__What to produce__. Make an exact copy of all the records.

__Records shown__.
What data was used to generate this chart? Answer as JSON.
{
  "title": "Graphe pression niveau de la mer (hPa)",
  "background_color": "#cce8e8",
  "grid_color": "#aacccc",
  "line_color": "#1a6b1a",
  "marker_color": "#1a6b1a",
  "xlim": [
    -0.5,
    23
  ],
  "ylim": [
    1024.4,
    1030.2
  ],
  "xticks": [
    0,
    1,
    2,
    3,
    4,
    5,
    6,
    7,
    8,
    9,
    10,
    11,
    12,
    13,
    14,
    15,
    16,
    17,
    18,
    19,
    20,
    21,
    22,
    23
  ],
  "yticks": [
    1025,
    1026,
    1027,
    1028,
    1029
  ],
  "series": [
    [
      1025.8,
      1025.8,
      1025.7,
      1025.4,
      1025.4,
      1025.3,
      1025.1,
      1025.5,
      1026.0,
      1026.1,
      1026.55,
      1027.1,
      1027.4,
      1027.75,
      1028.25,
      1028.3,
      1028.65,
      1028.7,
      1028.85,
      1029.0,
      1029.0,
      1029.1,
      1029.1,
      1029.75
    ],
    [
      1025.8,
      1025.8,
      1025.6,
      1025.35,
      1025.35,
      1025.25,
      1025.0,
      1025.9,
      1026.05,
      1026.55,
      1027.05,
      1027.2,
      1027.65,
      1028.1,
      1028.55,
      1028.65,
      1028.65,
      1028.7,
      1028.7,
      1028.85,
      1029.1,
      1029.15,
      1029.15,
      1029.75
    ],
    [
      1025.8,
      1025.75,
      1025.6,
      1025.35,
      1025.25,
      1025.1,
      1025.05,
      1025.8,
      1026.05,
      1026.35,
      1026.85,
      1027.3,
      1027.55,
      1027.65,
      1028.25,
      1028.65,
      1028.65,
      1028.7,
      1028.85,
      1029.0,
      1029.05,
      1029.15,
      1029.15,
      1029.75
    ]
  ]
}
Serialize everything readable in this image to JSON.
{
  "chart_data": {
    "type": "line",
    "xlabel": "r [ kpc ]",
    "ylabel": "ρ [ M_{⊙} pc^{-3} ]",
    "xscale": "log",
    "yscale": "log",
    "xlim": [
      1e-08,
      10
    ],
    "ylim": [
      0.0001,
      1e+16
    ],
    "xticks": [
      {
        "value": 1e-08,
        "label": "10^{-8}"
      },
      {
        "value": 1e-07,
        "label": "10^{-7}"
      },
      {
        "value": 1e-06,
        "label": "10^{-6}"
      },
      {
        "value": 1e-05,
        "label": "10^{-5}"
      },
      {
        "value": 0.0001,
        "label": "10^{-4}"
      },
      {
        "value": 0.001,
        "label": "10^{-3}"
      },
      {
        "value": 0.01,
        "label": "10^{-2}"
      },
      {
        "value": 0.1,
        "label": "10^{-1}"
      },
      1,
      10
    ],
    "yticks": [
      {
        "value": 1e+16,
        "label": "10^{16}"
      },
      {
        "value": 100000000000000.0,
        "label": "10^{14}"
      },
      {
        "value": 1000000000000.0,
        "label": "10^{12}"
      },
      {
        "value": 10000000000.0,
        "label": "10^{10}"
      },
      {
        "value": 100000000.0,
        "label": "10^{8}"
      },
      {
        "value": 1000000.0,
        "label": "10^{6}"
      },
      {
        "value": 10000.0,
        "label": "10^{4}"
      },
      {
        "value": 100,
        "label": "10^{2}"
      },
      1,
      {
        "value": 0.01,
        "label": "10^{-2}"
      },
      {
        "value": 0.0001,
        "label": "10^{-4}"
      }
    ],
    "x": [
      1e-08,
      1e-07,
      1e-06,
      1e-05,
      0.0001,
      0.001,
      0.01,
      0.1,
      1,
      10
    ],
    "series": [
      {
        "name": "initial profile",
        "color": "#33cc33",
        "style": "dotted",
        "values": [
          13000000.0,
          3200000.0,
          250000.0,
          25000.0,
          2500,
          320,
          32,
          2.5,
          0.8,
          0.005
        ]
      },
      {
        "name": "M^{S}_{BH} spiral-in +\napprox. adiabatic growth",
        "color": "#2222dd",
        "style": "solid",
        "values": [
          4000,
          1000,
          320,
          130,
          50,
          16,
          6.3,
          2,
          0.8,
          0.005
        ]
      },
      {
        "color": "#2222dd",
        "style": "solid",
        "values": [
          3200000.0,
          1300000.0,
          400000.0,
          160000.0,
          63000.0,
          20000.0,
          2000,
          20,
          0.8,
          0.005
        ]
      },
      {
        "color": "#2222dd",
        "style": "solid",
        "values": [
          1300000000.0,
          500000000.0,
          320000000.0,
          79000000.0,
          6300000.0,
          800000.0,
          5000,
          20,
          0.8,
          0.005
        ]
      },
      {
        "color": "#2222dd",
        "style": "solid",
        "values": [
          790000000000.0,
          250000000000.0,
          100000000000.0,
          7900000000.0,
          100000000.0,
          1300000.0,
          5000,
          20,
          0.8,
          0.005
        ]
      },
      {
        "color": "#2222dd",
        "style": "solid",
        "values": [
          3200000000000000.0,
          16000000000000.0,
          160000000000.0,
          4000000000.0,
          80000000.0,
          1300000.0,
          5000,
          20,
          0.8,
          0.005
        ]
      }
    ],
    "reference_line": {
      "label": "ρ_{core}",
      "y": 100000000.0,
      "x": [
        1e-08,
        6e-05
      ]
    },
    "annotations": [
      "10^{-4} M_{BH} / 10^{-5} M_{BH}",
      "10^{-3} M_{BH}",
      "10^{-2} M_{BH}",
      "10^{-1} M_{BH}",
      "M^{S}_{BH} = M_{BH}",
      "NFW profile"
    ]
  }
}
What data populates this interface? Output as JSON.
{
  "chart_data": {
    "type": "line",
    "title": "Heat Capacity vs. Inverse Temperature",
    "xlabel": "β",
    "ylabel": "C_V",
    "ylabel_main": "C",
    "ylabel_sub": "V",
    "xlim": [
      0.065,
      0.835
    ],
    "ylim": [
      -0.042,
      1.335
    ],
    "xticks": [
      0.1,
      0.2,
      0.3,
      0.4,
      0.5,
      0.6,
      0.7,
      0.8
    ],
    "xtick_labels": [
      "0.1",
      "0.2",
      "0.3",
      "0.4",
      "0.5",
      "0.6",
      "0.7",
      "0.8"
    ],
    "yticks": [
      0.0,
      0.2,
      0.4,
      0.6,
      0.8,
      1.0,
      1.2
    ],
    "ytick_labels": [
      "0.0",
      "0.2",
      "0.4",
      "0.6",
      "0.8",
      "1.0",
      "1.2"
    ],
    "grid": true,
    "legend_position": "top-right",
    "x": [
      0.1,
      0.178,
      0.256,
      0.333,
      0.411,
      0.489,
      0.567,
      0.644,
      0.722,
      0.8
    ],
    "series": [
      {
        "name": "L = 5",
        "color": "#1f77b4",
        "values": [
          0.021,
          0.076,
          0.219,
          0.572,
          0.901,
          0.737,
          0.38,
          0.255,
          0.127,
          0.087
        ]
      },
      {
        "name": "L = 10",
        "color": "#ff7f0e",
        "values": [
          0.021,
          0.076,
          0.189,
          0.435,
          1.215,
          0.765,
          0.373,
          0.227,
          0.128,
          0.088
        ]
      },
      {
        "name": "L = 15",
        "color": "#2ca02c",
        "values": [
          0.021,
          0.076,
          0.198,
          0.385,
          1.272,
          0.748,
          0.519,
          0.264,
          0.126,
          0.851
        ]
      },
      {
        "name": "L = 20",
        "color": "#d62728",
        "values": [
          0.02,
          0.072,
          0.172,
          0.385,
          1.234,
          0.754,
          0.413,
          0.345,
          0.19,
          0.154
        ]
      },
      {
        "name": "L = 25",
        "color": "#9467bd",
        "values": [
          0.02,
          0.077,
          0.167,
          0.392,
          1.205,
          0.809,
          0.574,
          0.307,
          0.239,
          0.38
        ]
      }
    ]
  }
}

__Result of this task__.
What data was used to generate this chart? Answer as JSON.
{
  "title": "Graphe pression niveau de la mer (hPa)",
  "background_color": "#cce8e8",
  "grid_color": "#aacccc",
  "line_color": "#1a6b1a",
  "marker_color": "#1a6b1a",
  "xlim": [
    -0.5,
    23
  ],
  "ylim": [
    1024.4,
    1030.2
  ],
  "xticks": [
    0,
    1,
    2,
    3,
    4,
    5,
    6,
    7,
    8,
    9,
    10,
    11,
    12,
    13,
    14,
    15,
    16,
    17,
    18,
    19,
    20,
    21,
    22,
    23
  ],
  "yticks": [
    1025,
    1026,
    1027,
    1028,
    1029
  ],
  "series": [
    [
      1025.8,
      1025.8,
      1025.7,
      1025.4,
      1025.4,
      1025.3,
      1025.1,
      1025.5,
      1026.0,
      1026.1,
      1026.55,
      1027.1,
      1027.4,
      1027.75,
      1028.25,
      1028.3,
      1028.65,
      1028.7,
      1028.85,
      1029.0,
      1029.0,
      1029.1,
      1029.1,
      1029.75
    ],
    [
      1025.8,
      1025.8,
      1025.6,
      1025.35,
      1025.35,
      1025.25,
      1025.0,
      1025.9,
      1026.05,
      1026.55,
      1027.05,
      1027.2,
      1027.65,
      1028.1,
      1028.55,
      1028.65,
      1028.65,
      1028.7,
      1028.7,
      1028.85,
      1029.1,
      1029.15,
      1029.15,
      1029.75
    ],
    [
      1025.8,
      1025.75,
      1025.6,
      1025.35,
      1025.25,
      1025.1,
      1025.05,
      1025.8,
      1026.05,
      1026.35,
      1026.85,
      1027.3,
      1027.55,
      1027.65,
      1028.25,
      1028.65,
      1028.65,
      1028.7,
      1028.85,
      1029.0,
      1029.05,
      1029.15,
      1029.15,
      1029.75
    ]
  ]
}
Serialize everything readable in this image to JSON.
{
  "chart_data": {
    "type": "line",
    "xlabel": "r [ kpc ]",
    "ylabel": "ρ [ M_{⊙} pc^{-3} ]",
    "xscale": "log",
    "yscale": "log",
    "xlim": [
      1e-08,
      10
    ],
    "ylim": [
      0.0001,
      1e+16
    ],
    "xticks": [
      {
        "value": 1e-08,
        "label": "10^{-8}"
      },
      {
        "value": 1e-07,
        "label": "10^{-7}"
      },
      {
        "value": 1e-06,
        "label": "10^{-6}"
      },
      {
        "value": 1e-05,
        "label": "10^{-5}"
      },
      {
        "value": 0.0001,
        "label": "10^{-4}"
      },
      {
        "value": 0.001,
        "label": "10^{-3}"
      },
      {
        "value": 0.01,
        "label": "10^{-2}"
      },
      {
        "value": 0.1,
        "label": "10^{-1}"
      },
      1,
      10
    ],
    "yticks": [
      {
        "value": 1e+16,
        "label": "10^{16}"
      },
      {
        "value": 100000000000000.0,
        "label": "10^{14}"
      },
      {
        "value": 1000000000000.0,
        "label": "10^{12}"
      },
      {
        "value": 10000000000.0,
        "label": "10^{10}"
      },
      {
        "value": 100000000.0,
        "label": "10^{8}"
      },
      {
        "value": 1000000.0,
        "label": "10^{6}"
      },
      {
        "value": 10000.0,
        "label": "10^{4}"
      },
      {
        "value": 100,
        "label": "10^{2}"
      },
      1,
      {
        "value": 0.01,
        "label": "10^{-2}"
      },
      {
        "value": 0.0001,
        "label": "10^{-4}"
      }
    ],
    "x": [
      1e-08,
      1e-07,
      1e-06,
      1e-05,
      0.0001,
      0.001,
      0.01,
      0.1,
      1,
      10
    ],
    "series": [
      {
        "name": "initial profile",
        "color": "#33cc33",
        "style": "dotted",
        "values": [
          13000000.0,
          3200000.0,
          250000.0,
          25000.0,
          2500,
          320,
          32,
          2.5,
          0.8,
          0.005
        ]
      },
      {
        "name": "M^{S}_{BH} spiral-in +\napprox. adiabatic growth",
        "color": "#2222dd",
        "style": "solid",
        "values": [
          4000,
          1000,
          320,
          130,
          50,
          16,
          6.3,
          2,
          0.8,
          0.005
        ]
      },
      {
        "color": "#2222dd",
        "style": "solid",
        "values": [
          3200000.0,
          1300000.0,
          400000.0,
          160000.0,
          63000.0,
          20000.0,
          2000,
          20,
          0.8,
          0.005
        ]
      },
      {
        "color": "#2222dd",
        "style": "solid",
        "values": [
          1300000000.0,
          500000000.0,
          320000000.0,
          79000000.0,
          6300000.0,
          800000.0,
          5000,
          20,
          0.8,
          0.005
        ]
      },
      {
        "color": "#2222dd",
        "style": "solid",
        "values": [
          790000000000.0,
          250000000000.0,
          100000000000.0,
          7900000000.0,
          100000000.0,
          1300000.0,
          5000,
          20,
          0.8,
          0.005
        ]
      },
      {
        "color": "#2222dd",
        "style": "solid",
        "values": [
          3200000000000000.0,
          16000000000000.0,
          160000000000.0,
          4000000000.0,
          80000000.0,
          1300000.0,
          5000,
          20,
          0.8,
          0.005
        ]
      }
    ],
    "reference_line": {
      "label": "ρ_{core}",
      "y": 100000000.0,
      "x": [
        1e-08,
        6e-05
      ]
    },
    "annotations": [
      "10^{-4} M_{BH} / 10^{-5} M_{BH}",
      "10^{-3} M_{BH}",
      "10^{-2} M_{BH}",
      "10^{-1} M_{BH}",
      "M^{S}_{BH} = M_{BH}",
      "NFW profile"
    ]
  }
}
What data populates this interface? Output as JSON.
{
  "chart_data": {
    "type": "line",
    "title": "Heat Capacity vs. Inverse Temperature",
    "xlabel": "β",
    "ylabel": "C_V",
    "ylabel_main": "C",
    "ylabel_sub": "V",
    "xlim": [
      0.065,
      0.835
    ],
    "ylim": [
      -0.042,
      1.335
    ],
    "xticks": [
      0.1,
      0.2,
      0.3,
      0.4,
      0.5,
      0.6,
      0.7,
      0.8
    ],
    "xtick_labels": [
      "0.1",
      "0.2",
      "0.3",
      "0.4",
      "0.5",
      "0.6",
      "0.7",
      "0.8"
    ],
    "yticks": [
      0.0,
      0.2,
      0.4,
      0.6,
      0.8,
      1.0,
      1.2
    ],
    "ytick_labels": [
      "0.0",
      "0.2",
      "0.4",
      "0.6",
      "0.8",
      "1.0",
      "1.2"
    ],
    "grid": true,
    "legend_position": "top-right",
    "x": [
      0.1,
      0.178,
      0.256,
      0.333,
      0.411,
      0.489,
      0.567,
      0.644,
      0.722,
      0.8
    ],
    "series": [
      {
        "name": "L = 5",
        "color": "#1f77b4",
        "values": [
          0.021,
          0.076,
          0.219,
          0.572,
          0.901,
          0.737,
          0.38,
          0.255,
          0.127,
          0.087
        ]
      },
      {
        "name": "L = 10",
        "color": "#ff7f0e",
        "values": [
          0.021,
          0.076,
          0.189,
          0.435,
          1.215,
          0.765,
          0.373,
          0.227,
          0.128,
          0.088
        ]
      },
      {
        "name": "L = 15",
        "color": "#2ca02c",
        "values": [
          0.021,
          0.076,
          0.198,
          0.385,
          1.272,
          0.748,
          0.519,
          0.264,
          0.126,
          0.851
        ]
      },
      {
        "name": "L = 20",
        "color": "#d62728",
        "values": [
          0.02,
          0.072,
          0.172,
          0.385,
          1.234,
          0.754,
          0.413,
          0.345,
          0.19,
          0.154
        ]
      },
      {
        "name": "L = 25",
        "color": "#9467bd",
        "values": [
          0.02,
          0.077,
          0.167,
          0.392,
          1.205,
          0.809,
          0.574,
          0.307,
          0.239,
          0.38
        ]
      }
    ]
  }
}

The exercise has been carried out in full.